::: DATASET EXCERPTS :::
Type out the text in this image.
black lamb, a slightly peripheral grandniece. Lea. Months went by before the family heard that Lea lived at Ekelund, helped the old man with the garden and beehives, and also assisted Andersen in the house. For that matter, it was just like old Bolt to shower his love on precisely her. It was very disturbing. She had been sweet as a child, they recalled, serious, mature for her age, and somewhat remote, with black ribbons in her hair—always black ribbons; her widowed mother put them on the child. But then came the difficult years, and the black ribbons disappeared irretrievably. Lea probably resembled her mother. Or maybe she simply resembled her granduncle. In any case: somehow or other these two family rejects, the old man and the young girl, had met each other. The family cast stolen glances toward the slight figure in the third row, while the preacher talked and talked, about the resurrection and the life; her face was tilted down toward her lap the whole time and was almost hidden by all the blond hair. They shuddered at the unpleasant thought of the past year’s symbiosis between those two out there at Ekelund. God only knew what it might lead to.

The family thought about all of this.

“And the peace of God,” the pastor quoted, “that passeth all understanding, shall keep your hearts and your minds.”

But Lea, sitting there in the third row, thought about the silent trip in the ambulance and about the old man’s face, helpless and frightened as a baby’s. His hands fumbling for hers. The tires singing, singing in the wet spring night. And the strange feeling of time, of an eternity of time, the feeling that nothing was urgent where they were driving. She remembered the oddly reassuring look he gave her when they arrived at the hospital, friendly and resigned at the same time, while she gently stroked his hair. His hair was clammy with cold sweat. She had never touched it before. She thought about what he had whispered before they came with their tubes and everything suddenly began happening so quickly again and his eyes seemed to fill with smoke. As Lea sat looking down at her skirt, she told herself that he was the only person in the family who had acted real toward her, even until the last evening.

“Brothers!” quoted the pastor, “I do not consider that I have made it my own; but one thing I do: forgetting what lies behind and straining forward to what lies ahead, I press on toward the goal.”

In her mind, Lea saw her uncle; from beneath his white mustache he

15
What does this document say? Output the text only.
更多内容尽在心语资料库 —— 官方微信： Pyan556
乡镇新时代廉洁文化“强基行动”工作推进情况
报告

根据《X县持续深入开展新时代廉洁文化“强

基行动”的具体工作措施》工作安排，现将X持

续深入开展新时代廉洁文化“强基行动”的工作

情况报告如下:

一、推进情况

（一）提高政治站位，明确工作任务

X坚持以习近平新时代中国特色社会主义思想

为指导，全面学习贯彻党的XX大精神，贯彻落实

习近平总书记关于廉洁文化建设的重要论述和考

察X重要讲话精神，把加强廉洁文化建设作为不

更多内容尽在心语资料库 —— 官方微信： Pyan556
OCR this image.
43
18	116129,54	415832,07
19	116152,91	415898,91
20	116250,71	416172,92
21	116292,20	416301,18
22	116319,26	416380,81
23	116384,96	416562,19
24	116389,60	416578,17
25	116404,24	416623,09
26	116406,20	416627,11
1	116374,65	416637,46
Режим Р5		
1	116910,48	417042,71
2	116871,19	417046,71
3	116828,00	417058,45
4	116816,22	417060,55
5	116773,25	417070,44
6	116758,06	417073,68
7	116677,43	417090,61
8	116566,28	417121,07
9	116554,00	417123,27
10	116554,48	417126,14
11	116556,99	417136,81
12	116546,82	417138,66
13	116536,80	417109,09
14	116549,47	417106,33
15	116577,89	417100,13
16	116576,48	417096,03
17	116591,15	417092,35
:::
__TASK BRIEF__.
Recopy the entries above in their entirety, exactly.

__PROBLEM SOLUTION__.
Type out the text in this image.
black lamb, a slightly peripheral grandniece. Lea. Months went by before the family heard that Lea lived at Ekelund, helped the old man with the garden and beehives, and also assisted Andersen in the house. For that matter, it was just like old Bolt to shower his love on precisely her. It was very disturbing. She had been sweet as a child, they recalled, serious, mature for her age, and somewhat remote, with black ribbons in her hair—always black ribbons; her widowed mother put them on the child. But then came the difficult years, and the black ribbons disappeared irretrievably. Lea probably resembled her mother. Or maybe she simply resembled her granduncle. In any case: somehow or other these two family rejects, the old man and the young girl, had met each other. The family cast stolen glances toward the slight figure in the third row, while the preacher talked and talked, about the resurrection and the life; her face was tilted down toward her lap the whole time and was almost hidden by all the blond hair. They shuddered at the unpleasant thought of the past year’s symbiosis between those two out there at Ekelund. God only knew what it might lead to.

The family thought about all of this.

“And the peace of God,” the pastor quoted, “that passeth all understanding, shall keep your hearts and your minds.”

But Lea, sitting there in the third row, thought about the silent trip in the ambulance and about the old man’s face, helpless and frightened as a baby’s. His hands fumbling for hers. The tires singing, singing in the wet spring night. And the strange feeling of time, of an eternity of time, the feeling that nothing was urgent where they were driving. She remembered the oddly reassuring look he gave her when they arrived at the hospital, friendly and resigned at the same time, while she gently stroked his hair. His hair was clammy with cold sweat. She had never touched it before. She thought about what he had whispered before they came with their tubes and everything suddenly began happening so quickly again and his eyes seemed to fill with smoke. As Lea sat looking down at her skirt, she told herself that he was the only person in the family who had acted real toward her, even until the last evening.

“Brothers!” quoted the pastor, “I do not consider that I have made it my own; but one thing I do: forgetting what lies behind and straining forward to what lies ahead, I press on toward the goal.”

In her mind, Lea saw her uncle; from beneath his white mustache he

15
What does this document say? Output the text only.
更多内容尽在心语资料库 —— 官方微信： Pyan556
乡镇新时代廉洁文化“强基行动”工作推进情况
报告

根据《X县持续深入开展新时代廉洁文化“强

基行动”的具体工作措施》工作安排，现将X持

续深入开展新时代廉洁文化“强基行动”的工作

情况报告如下:

一、推进情况

（一）提高政治站位，明确工作任务

X坚持以习近平新时代中国特色社会主义思想

为指导，全面学习贯彻党的XX大精神，贯彻落实

习近平总书记关于廉洁文化建设的重要论述和考

察X重要讲话精神，把加强廉洁文化建设作为不

更多内容尽在心语资料库 —— 官方微信： Pyan556
OCR this image.
43
18	116129,54	415832,07
19	116152,91	415898,91
20	116250,71	416172,92
21	116292,20	416301,18
22	116319,26	416380,81
23	116384,96	416562,19
24	116389,60	416578,17
25	116404,24	416623,09
26	116406,20	416627,11
1	116374,65	416637,46
Режим Р5		
1	116910,48	417042,71
2	116871,19	417046,71
3	116828,00	417058,45
4	116816,22	417060,55
5	116773,25	417070,44
6	116758,06	417073,68
7	116677,43	417090,61
8	116566,28	417121,07
9	116554,00	417123,27
10	116554,48	417126,14
11	116556,99	417136,81
12	116546,82	417138,66
13	116536,80	417109,09
14	116549,47	417106,33
15	116577,89	417100,13
16	116576,48	417096,03
17	116591,15	417092,35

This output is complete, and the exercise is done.